== Requirement ==
The complete listing should be restated exactly.
[Start Provided information]
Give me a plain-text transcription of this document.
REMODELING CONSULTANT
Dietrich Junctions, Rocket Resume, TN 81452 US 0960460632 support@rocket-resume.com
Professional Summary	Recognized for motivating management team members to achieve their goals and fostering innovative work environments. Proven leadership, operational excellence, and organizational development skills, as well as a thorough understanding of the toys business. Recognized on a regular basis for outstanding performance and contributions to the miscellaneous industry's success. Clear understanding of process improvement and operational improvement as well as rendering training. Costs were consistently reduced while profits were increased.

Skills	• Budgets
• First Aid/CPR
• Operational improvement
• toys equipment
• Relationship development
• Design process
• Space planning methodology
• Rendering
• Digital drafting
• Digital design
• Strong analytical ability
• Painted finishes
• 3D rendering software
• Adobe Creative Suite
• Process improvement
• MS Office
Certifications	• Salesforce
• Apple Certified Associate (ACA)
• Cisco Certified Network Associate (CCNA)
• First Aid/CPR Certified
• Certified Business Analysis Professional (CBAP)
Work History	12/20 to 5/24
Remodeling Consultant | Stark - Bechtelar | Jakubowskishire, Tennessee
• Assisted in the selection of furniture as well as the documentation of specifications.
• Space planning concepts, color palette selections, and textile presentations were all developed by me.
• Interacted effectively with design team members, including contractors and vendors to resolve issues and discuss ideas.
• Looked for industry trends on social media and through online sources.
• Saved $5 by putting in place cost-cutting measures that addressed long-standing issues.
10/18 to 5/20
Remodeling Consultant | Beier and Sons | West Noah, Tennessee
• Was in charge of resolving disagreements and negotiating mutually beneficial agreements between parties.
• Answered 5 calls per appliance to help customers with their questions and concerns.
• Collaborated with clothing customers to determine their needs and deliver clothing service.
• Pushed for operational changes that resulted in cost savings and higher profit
[End Provided information]
== Complete response ==
Give me a plain-text transcription of this document.
REMODELING CONSULTANT
Dietrich Junctions, Rocket Resume, TN 81452 US 0960460632 support@rocket-resume.com
Professional Summary	Recognized for motivating management team members to achieve their goals and fostering innovative work environments. Proven leadership, operational excellence, and organizational development skills, as well as a thorough understanding of the toys business. Recognized on a regular basis for outstanding performance and contributions to the miscellaneous industry's success. Clear understanding of process improvement and operational improvement as well as rendering training. Costs were consistently reduced while profits were increased.

Skills	• Budgets
• First Aid/CPR
• Operational improvement
• toys equipment
• Relationship development
• Design process
• Space planning methodology
• Rendering
• Digital drafting
• Digital design
• Strong analytical ability
• Painted finishes
• 3D rendering software
• Adobe Creative Suite
• Process improvement
• MS Office
Certifications	• Salesforce
• Apple Certified Associate (ACA)
• Cisco Certified Network Associate (CCNA)
• First Aid/CPR Certified
• Certified Business Analysis Professional (CBAP)
Work History	12/20 to 5/24
Remodeling Consultant | Stark - Bechtelar | Jakubowskishire, Tennessee
• Assisted in the selection of furniture as well as the documentation of specifications.
• Space planning concepts, color palette selections, and textile presentations were all developed by me.
• Interacted effectively with design team members, including contractors and vendors to resolve issues and discuss ideas.
• Looked for industry trends on social media and through online sources.
• Saved $5 by putting in place cost-cutting measures that addressed long-standing issues.
10/18 to 5/20
Remodeling Consultant | Beier and Sons | West Noah, Tennessee
• Was in charge of resolving disagreements and negotiating mutually beneficial agreements between parties.
• Answered 5 calls per appliance to help customers with their questions and concerns.
• Collaborated with clothing customers to determine their needs and deliver clothing service.
• Pushed for operational changes that resulted in cost savings and higher profit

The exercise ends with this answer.